Instructions for the task = Single out the lines of the material that contain "elevation" and copy them.

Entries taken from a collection

::::

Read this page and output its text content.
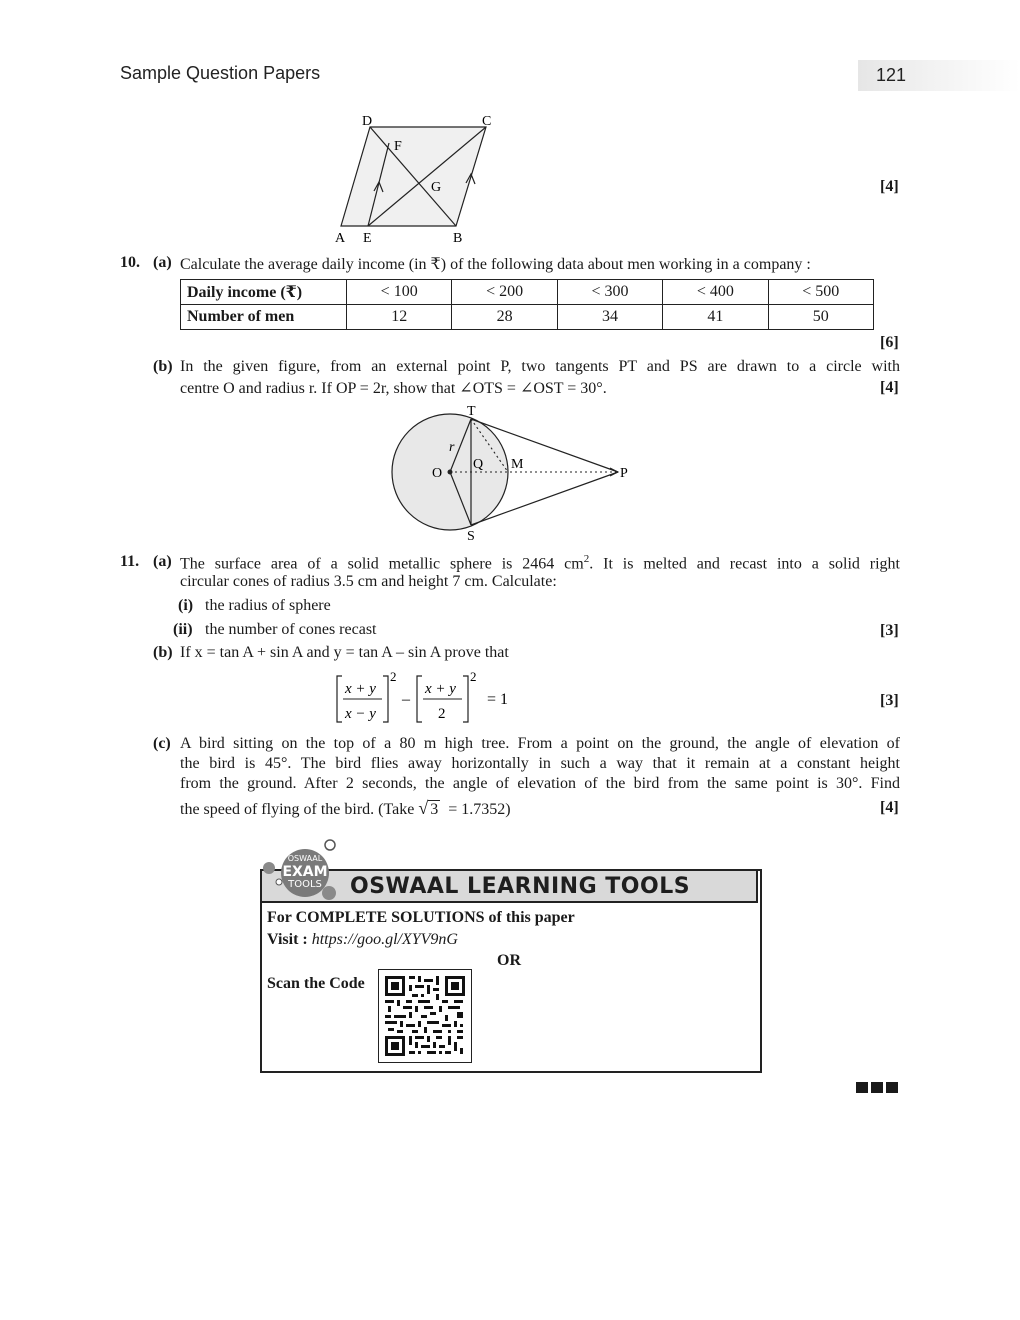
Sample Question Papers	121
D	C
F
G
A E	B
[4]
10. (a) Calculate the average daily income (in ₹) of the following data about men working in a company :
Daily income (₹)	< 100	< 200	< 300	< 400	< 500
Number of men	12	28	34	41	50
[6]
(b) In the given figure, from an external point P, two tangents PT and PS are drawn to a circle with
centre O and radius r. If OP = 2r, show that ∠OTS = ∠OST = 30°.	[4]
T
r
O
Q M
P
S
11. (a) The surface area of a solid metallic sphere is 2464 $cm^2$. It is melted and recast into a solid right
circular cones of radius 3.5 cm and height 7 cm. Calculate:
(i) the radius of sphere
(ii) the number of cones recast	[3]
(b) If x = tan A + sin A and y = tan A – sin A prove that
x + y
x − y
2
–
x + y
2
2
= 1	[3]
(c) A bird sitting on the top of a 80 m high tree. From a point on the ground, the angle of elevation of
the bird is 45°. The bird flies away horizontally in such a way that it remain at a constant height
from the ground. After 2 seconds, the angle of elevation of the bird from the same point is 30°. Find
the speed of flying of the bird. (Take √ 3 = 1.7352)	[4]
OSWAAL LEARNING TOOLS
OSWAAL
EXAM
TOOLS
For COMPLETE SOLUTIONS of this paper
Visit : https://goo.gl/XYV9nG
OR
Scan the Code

::::

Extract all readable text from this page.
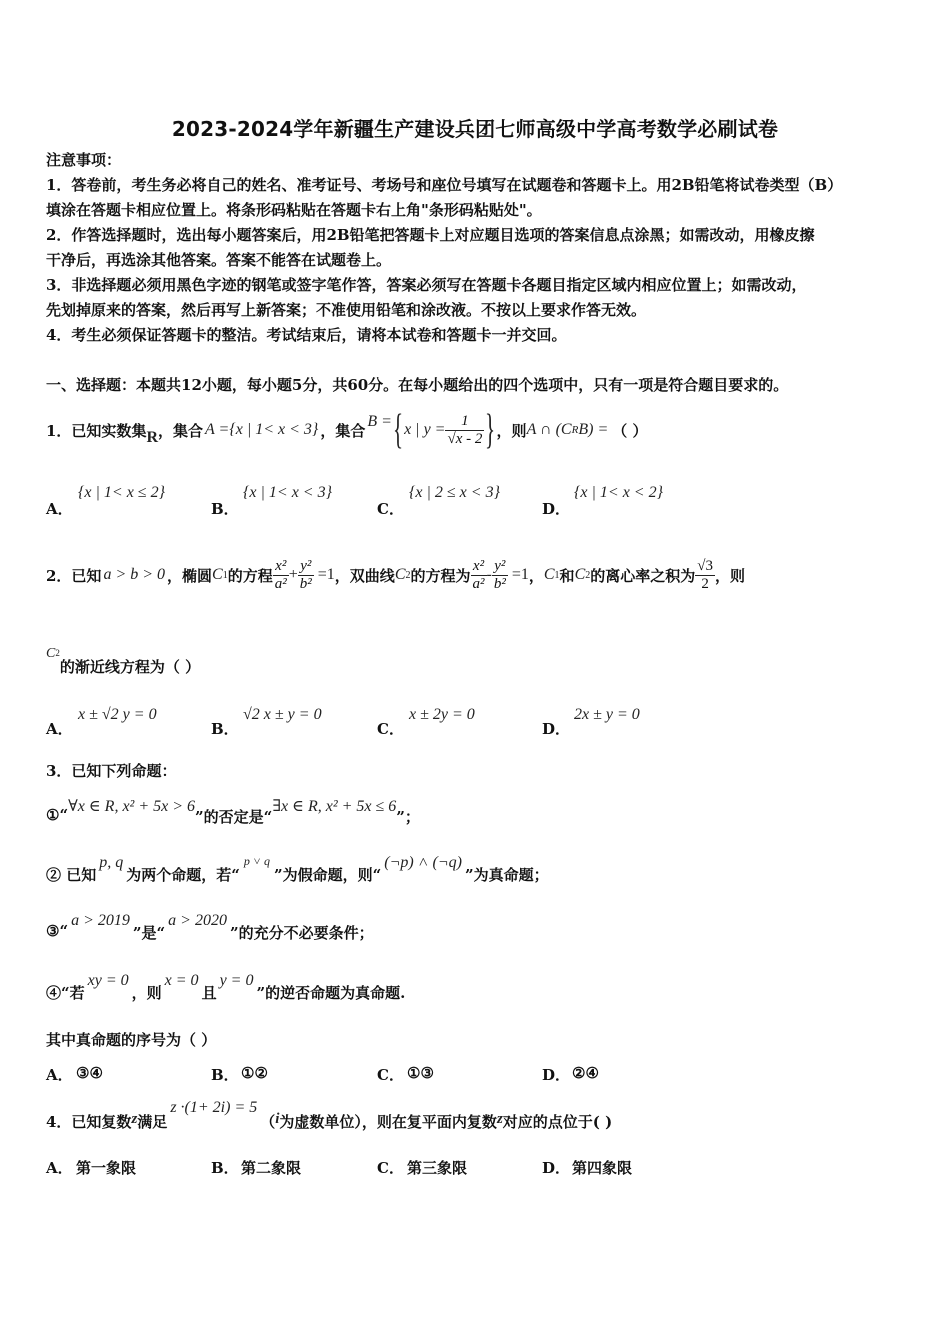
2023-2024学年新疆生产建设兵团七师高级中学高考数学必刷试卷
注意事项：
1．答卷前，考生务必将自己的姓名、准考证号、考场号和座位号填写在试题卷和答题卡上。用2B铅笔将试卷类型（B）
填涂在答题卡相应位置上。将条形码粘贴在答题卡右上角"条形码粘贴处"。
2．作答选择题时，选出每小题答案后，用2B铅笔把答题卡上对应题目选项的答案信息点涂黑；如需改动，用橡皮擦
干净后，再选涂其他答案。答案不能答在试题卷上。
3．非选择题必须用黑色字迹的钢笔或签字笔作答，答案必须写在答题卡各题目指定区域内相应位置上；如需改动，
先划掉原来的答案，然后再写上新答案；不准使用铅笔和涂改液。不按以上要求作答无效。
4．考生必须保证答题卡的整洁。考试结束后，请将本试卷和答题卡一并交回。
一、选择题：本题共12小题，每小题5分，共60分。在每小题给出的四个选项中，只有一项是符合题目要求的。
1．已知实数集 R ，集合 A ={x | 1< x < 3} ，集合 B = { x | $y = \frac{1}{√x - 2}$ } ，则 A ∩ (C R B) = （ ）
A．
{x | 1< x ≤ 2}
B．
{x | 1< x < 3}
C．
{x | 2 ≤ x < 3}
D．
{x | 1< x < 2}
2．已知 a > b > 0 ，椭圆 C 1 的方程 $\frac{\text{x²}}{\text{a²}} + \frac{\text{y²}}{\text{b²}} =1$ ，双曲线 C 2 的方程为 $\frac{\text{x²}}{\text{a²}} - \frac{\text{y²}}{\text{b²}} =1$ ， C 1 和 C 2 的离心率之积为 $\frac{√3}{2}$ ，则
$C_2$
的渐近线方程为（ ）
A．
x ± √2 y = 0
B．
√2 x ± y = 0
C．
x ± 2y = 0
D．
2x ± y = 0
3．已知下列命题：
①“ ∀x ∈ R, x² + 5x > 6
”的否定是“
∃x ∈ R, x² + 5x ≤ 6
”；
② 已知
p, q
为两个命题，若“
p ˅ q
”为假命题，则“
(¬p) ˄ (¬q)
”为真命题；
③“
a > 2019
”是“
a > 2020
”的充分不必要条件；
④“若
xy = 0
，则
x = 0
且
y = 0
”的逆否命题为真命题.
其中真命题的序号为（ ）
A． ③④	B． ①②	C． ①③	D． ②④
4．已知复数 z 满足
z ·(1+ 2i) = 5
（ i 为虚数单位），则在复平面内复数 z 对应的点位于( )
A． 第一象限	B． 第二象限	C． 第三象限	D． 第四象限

::::

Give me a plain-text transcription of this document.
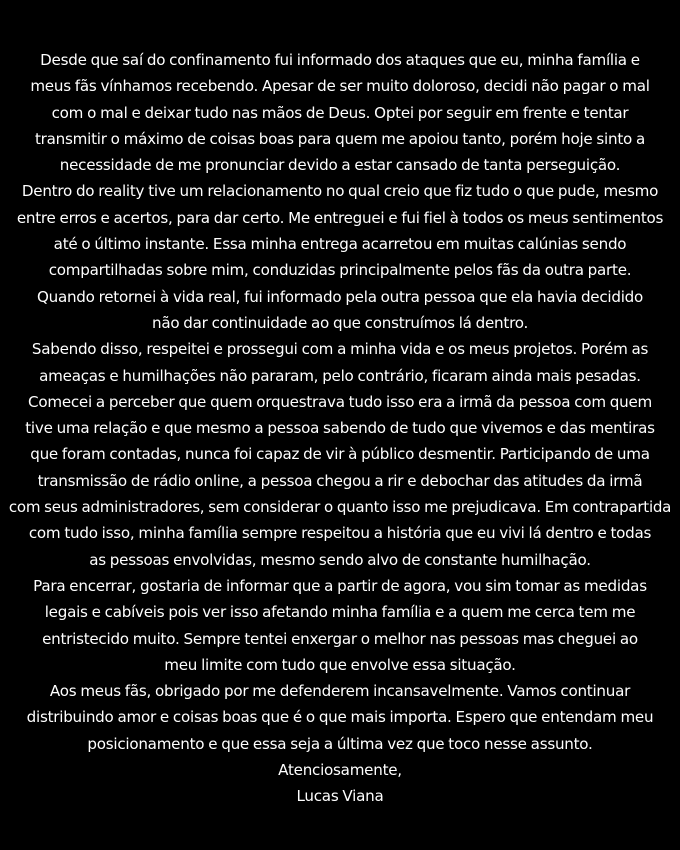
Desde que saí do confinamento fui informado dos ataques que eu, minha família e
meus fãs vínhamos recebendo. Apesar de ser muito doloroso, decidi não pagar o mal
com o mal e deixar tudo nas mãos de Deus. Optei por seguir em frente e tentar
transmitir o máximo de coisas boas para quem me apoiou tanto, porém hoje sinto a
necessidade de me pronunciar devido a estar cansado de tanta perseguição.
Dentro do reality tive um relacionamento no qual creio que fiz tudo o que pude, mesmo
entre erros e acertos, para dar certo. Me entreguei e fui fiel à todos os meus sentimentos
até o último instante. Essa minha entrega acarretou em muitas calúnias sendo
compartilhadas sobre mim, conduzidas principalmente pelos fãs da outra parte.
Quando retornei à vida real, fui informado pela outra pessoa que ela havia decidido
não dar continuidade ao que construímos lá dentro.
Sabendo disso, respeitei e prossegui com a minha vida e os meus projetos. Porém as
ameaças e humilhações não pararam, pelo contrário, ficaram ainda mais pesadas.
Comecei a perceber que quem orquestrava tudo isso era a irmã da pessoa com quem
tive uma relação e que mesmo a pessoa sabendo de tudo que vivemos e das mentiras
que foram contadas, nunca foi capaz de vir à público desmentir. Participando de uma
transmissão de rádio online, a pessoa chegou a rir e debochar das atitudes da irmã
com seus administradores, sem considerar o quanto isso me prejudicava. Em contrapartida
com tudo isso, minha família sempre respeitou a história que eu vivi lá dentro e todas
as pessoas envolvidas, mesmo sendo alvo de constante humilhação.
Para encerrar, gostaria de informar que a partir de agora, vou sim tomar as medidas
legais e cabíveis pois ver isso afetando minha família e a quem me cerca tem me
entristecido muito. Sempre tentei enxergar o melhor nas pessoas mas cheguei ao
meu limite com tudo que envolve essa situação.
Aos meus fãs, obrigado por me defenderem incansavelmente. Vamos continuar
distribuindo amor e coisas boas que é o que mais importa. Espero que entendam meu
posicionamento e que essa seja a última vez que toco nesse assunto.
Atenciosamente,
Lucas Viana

::::

The reply =
(c) A bird sitting on the top of a 80 m high tree. From a point on the ground, the angle of elevation of
from the ground. After 2 seconds, the angle of elevation of the bird from the same point is 30°. Find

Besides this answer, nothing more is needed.